[begin Material provided]
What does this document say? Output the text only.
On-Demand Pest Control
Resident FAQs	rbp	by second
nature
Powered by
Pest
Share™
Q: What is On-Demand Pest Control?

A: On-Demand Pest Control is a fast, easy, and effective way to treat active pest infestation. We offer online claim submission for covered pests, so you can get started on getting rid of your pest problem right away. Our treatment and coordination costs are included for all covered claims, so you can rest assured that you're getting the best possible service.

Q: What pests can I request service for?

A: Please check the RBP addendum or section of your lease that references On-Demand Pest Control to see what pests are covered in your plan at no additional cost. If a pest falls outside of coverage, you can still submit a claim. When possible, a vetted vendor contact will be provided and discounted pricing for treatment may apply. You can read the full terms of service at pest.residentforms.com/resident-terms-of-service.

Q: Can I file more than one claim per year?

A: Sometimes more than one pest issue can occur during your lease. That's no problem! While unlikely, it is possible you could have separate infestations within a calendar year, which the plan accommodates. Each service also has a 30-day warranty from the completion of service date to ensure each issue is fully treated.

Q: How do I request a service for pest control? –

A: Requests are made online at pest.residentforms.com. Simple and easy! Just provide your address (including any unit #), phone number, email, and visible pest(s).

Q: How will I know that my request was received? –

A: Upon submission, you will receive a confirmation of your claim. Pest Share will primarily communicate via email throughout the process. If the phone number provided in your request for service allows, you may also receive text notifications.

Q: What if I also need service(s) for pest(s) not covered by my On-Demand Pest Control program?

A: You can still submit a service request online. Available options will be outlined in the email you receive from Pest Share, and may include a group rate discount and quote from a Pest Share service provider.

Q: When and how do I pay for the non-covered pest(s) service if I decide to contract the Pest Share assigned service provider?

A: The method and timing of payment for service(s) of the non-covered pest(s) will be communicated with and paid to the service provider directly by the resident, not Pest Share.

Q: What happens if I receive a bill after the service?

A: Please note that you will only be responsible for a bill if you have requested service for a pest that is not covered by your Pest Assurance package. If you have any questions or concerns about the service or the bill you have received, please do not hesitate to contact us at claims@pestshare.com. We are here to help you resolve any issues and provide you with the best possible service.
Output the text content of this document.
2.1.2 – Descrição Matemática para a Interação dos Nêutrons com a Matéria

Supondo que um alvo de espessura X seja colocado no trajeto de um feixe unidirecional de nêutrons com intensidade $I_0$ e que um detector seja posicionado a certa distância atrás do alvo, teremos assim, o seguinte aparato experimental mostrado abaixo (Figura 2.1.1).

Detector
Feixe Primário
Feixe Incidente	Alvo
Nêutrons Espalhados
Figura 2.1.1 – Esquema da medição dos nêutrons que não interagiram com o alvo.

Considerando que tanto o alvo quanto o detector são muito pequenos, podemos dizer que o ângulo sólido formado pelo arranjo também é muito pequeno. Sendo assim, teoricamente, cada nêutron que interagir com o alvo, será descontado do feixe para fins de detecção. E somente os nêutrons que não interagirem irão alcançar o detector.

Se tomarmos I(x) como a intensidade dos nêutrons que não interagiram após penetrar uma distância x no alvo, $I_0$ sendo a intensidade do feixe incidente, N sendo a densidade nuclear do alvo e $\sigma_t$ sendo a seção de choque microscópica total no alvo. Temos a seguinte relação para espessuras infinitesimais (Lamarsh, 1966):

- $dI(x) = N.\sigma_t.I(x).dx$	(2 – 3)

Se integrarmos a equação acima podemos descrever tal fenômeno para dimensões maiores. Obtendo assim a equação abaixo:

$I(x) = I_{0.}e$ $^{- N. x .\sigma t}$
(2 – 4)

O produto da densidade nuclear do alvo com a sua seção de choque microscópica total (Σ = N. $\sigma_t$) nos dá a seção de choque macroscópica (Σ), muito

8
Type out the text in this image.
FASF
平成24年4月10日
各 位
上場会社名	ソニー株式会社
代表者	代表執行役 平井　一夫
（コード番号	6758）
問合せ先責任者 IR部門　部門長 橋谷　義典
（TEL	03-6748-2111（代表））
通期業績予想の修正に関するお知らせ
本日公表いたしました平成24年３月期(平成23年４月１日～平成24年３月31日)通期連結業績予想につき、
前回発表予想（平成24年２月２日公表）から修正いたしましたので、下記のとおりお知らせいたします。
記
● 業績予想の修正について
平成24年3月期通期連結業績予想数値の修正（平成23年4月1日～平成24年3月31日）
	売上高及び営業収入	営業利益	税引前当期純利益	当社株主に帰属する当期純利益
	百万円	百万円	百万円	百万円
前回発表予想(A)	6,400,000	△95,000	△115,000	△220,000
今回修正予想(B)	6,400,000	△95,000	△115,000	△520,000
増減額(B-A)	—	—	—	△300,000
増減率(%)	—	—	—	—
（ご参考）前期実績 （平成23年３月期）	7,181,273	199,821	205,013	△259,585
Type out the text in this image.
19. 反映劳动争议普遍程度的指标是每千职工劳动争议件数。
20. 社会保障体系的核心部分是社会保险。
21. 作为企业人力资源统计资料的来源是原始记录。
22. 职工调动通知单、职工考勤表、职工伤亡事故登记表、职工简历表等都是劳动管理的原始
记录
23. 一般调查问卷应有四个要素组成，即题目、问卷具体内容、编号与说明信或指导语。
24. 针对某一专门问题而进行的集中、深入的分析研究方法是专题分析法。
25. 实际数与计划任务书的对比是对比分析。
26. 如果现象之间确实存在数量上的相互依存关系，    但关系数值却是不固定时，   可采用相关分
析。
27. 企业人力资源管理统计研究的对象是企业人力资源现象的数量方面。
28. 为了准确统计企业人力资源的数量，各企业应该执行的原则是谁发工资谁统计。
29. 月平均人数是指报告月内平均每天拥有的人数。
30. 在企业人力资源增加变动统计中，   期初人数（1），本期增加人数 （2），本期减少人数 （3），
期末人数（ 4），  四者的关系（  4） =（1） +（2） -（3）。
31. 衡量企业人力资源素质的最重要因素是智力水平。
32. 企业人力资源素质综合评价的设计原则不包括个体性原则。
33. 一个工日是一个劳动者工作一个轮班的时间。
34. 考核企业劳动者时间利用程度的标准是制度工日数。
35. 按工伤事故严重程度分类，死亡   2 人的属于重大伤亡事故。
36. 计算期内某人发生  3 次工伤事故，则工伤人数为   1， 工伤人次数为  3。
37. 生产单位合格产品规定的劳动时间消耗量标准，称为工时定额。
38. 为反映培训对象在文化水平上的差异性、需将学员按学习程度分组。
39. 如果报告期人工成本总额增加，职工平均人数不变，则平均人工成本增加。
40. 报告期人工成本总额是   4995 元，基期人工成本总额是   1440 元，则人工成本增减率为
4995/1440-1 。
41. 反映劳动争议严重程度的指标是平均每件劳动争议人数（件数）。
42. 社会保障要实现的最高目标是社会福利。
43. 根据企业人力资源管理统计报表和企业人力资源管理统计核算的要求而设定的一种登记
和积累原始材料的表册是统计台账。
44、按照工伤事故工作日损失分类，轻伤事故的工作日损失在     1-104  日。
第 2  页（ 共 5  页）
[end Material provided]
Exercise instructions: Your task is to print the whole listing again exactly.

Complete output:
What does this document say? Output the text only.
On-Demand Pest Control
Resident FAQs	rbp	by second
nature
Powered by
Pest
Share™
Q: What is On-Demand Pest Control?

A: On-Demand Pest Control is a fast, easy, and effective way to treat active pest infestation. We offer online claim submission for covered pests, so you can get started on getting rid of your pest problem right away. Our treatment and coordination costs are included for all covered claims, so you can rest assured that you're getting the best possible service.

Q: What pests can I request service for?

A: Please check the RBP addendum or section of your lease that references On-Demand Pest Control to see what pests are covered in your plan at no additional cost. If a pest falls outside of coverage, you can still submit a claim. When possible, a vetted vendor contact will be provided and discounted pricing for treatment may apply. You can read the full terms of service at pest.residentforms.com/resident-terms-of-service.

Q: Can I file more than one claim per year?

A: Sometimes more than one pest issue can occur during your lease. That's no problem! While unlikely, it is possible you could have separate infestations within a calendar year, which the plan accommodates. Each service also has a 30-day warranty from the completion of service date to ensure each issue is fully treated.

Q: How do I request a service for pest control? –

A: Requests are made online at pest.residentforms.com. Simple and easy! Just provide your address (including any unit #), phone number, email, and visible pest(s).

Q: How will I know that my request was received? –

A: Upon submission, you will receive a confirmation of your claim. Pest Share will primarily communicate via email throughout the process. If the phone number provided in your request for service allows, you may also receive text notifications.

Q: What if I also need service(s) for pest(s) not covered by my On-Demand Pest Control program?

A: You can still submit a service request online. Available options will be outlined in the email you receive from Pest Share, and may include a group rate discount and quote from a Pest Share service provider.

Q: When and how do I pay for the non-covered pest(s) service if I decide to contract the Pest Share assigned service provider?

A: The method and timing of payment for service(s) of the non-covered pest(s) will be communicated with and paid to the service provider directly by the resident, not Pest Share.

Q: What happens if I receive a bill after the service?

A: Please note that you will only be responsible for a bill if you have requested service for a pest that is not covered by your Pest Assurance package. If you have any questions or concerns about the service or the bill you have received, please do not hesitate to contact us at claims@pestshare.com. We are here to help you resolve any issues and provide you with the best possible service.
Output the text content of this document.
2.1.2 – Descrição Matemática para a Interação dos Nêutrons com a Matéria

Supondo que um alvo de espessura X seja colocado no trajeto de um feixe unidirecional de nêutrons com intensidade $I_0$ e que um detector seja posicionado a certa distância atrás do alvo, teremos assim, o seguinte aparato experimental mostrado abaixo (Figura 2.1.1).

Detector
Feixe Primário
Feixe Incidente	Alvo
Nêutrons Espalhados
Figura 2.1.1 – Esquema da medição dos nêutrons que não interagiram com o alvo.

Considerando que tanto o alvo quanto o detector são muito pequenos, podemos dizer que o ângulo sólido formado pelo arranjo também é muito pequeno. Sendo assim, teoricamente, cada nêutron que interagir com o alvo, será descontado do feixe para fins de detecção. E somente os nêutrons que não interagirem irão alcançar o detector.

Se tomarmos I(x) como a intensidade dos nêutrons que não interagiram após penetrar uma distância x no alvo, $I_0$ sendo a intensidade do feixe incidente, N sendo a densidade nuclear do alvo e $\sigma_t$ sendo a seção de choque microscópica total no alvo. Temos a seguinte relação para espessuras infinitesimais (Lamarsh, 1966):

- $dI(x) = N.\sigma_t.I(x).dx$	(2 – 3)

Se integrarmos a equação acima podemos descrever tal fenômeno para dimensões maiores. Obtendo assim a equação abaixo:

$I(x) = I_{0.}e$ $^{- N. x .\sigma t}$
(2 – 4)

O produto da densidade nuclear do alvo com a sua seção de choque microscópica total (Σ = N. $\sigma_t$) nos dá a seção de choque macroscópica (Σ), muito

8
Type out the text in this image.
FASF
平成24年4月10日
各 位
上場会社名	ソニー株式会社
代表者	代表執行役 平井　一夫
（コード番号	6758）
問合せ先責任者 IR部門　部門長 橋谷　義典
（TEL	03-6748-2111（代表））
通期業績予想の修正に関するお知らせ
本日公表いたしました平成24年３月期(平成23年４月１日～平成24年３月31日)通期連結業績予想につき、
前回発表予想（平成24年２月２日公表）から修正いたしましたので、下記のとおりお知らせいたします。
記
● 業績予想の修正について
平成24年3月期通期連結業績予想数値の修正（平成23年4月1日～平成24年3月31日）
	売上高及び営業収入	営業利益	税引前当期純利益	当社株主に帰属する当期純利益
	百万円	百万円	百万円	百万円
前回発表予想(A)	6,400,000	△95,000	△115,000	△220,000
今回修正予想(B)	6,400,000	△95,000	△115,000	△520,000
増減額(B-A)	—	—	—	△300,000
増減率(%)	—	—	—	—
（ご参考）前期実績 （平成23年３月期）	7,181,273	199,821	205,013	△259,585
Type out the text in this image.
19. 反映劳动争议普遍程度的指标是每千职工劳动争议件数。
20. 社会保障体系的核心部分是社会保险。
21. 作为企业人力资源统计资料的来源是原始记录。
22. 职工调动通知单、职工考勤表、职工伤亡事故登记表、职工简历表等都是劳动管理的原始
记录
23. 一般调查问卷应有四个要素组成，即题目、问卷具体内容、编号与说明信或指导语。
24. 针对某一专门问题而进行的集中、深入的分析研究方法是专题分析法。
25. 实际数与计划任务书的对比是对比分析。
26. 如果现象之间确实存在数量上的相互依存关系，    但关系数值却是不固定时，   可采用相关分
析。
27. 企业人力资源管理统计研究的对象是企业人力资源现象的数量方面。
28. 为了准确统计企业人力资源的数量，各企业应该执行的原则是谁发工资谁统计。
29. 月平均人数是指报告月内平均每天拥有的人数。
30. 在企业人力资源增加变动统计中，   期初人数（1），本期增加人数 （2），本期减少人数 （3），
期末人数（ 4），  四者的关系（  4） =（1） +（2） -（3）。
31. 衡量企业人力资源素质的最重要因素是智力水平。
32. 企业人力资源素质综合评价的设计原则不包括个体性原则。
33. 一个工日是一个劳动者工作一个轮班的时间。
34. 考核企业劳动者时间利用程度的标准是制度工日数。
35. 按工伤事故严重程度分类，死亡   2 人的属于重大伤亡事故。
36. 计算期内某人发生  3 次工伤事故，则工伤人数为   1， 工伤人次数为  3。
37. 生产单位合格产品规定的劳动时间消耗量标准，称为工时定额。
38. 为反映培训对象在文化水平上的差异性、需将学员按学习程度分组。
39. 如果报告期人工成本总额增加，职工平均人数不变，则平均人工成本增加。
40. 报告期人工成本总额是   4995 元，基期人工成本总额是   1440 元，则人工成本增减率为
4995/1440-1 。
41. 反映劳动争议严重程度的指标是平均每件劳动争议人数（件数）。
42. 社会保障要实现的最高目标是社会福利。
43. 根据企业人力资源管理统计报表和企业人力资源管理统计核算的要求而设定的一种登记
和积累原始材料的表册是统计台账。
44、按照工伤事故工作日损失分类，轻伤事故的工作日损失在     1-104  日。
第 2  页（ 共 5  页）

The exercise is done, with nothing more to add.